Data for the task -
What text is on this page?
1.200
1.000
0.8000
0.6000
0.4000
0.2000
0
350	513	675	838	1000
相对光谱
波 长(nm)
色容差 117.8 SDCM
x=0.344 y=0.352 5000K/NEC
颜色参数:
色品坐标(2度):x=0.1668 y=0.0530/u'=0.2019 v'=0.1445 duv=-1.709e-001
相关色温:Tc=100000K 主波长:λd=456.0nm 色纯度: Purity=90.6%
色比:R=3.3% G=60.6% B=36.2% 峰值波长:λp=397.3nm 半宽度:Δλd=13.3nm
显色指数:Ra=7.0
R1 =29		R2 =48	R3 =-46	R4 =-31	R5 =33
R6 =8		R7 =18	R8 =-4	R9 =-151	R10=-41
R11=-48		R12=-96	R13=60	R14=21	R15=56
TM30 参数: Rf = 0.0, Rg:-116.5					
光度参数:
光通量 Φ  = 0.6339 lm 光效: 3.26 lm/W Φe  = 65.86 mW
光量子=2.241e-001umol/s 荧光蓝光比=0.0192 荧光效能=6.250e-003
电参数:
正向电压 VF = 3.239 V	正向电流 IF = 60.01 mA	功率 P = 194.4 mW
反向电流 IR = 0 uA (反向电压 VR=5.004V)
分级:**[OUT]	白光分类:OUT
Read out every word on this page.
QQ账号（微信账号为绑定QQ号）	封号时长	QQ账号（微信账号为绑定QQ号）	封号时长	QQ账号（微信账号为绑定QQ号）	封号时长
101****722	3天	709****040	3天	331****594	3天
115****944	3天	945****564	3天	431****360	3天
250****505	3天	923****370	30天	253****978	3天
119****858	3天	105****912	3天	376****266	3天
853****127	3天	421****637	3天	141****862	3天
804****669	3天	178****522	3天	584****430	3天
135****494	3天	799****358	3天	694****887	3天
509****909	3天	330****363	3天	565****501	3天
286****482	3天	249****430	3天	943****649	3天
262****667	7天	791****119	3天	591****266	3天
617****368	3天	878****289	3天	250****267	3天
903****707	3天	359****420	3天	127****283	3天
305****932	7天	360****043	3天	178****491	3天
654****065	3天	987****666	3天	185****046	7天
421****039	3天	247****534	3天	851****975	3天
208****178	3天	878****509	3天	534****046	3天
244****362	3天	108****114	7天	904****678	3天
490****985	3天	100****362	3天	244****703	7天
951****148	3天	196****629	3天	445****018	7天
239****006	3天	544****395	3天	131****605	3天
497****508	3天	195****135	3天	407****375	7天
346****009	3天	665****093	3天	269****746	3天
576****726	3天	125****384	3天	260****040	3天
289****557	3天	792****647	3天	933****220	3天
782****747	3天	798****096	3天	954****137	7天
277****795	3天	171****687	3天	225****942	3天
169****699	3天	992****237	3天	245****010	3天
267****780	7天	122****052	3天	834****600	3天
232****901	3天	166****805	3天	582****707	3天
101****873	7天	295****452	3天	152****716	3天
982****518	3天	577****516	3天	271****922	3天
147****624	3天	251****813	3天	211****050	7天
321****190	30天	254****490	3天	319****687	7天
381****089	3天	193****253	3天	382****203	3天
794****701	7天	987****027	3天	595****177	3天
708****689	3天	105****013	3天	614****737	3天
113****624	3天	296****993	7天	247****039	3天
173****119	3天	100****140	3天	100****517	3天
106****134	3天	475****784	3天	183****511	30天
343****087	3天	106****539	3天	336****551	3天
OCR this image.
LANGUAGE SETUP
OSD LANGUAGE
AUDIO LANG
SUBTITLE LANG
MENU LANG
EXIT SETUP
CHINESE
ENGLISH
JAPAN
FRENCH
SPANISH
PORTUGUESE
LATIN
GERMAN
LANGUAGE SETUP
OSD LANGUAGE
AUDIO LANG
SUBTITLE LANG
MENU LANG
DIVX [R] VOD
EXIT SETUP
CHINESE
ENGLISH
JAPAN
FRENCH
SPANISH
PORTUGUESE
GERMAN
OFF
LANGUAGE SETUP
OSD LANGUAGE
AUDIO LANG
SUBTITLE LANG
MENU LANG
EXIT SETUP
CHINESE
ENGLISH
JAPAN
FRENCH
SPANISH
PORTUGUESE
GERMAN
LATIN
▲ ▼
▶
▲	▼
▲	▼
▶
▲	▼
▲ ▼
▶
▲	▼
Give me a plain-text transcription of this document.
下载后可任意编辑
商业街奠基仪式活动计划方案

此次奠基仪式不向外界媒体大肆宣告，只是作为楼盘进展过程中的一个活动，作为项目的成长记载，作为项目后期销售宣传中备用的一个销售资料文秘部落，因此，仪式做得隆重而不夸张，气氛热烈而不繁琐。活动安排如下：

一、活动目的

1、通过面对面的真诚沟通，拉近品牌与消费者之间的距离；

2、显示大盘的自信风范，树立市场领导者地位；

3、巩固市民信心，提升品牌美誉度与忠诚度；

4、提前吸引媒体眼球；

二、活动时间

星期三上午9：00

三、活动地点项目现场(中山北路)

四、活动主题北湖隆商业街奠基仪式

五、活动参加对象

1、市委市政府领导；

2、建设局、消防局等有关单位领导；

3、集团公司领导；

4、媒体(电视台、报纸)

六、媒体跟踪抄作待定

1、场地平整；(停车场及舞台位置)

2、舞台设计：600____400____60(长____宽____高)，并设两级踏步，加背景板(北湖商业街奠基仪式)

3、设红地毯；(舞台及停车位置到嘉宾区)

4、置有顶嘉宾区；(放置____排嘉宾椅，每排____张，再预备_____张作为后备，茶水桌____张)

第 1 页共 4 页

What to do - Scan the material above for the word "text". Copy each line where it occurs.

Exercise output -
What text is on this page?
Give me a plain-text transcription of this document.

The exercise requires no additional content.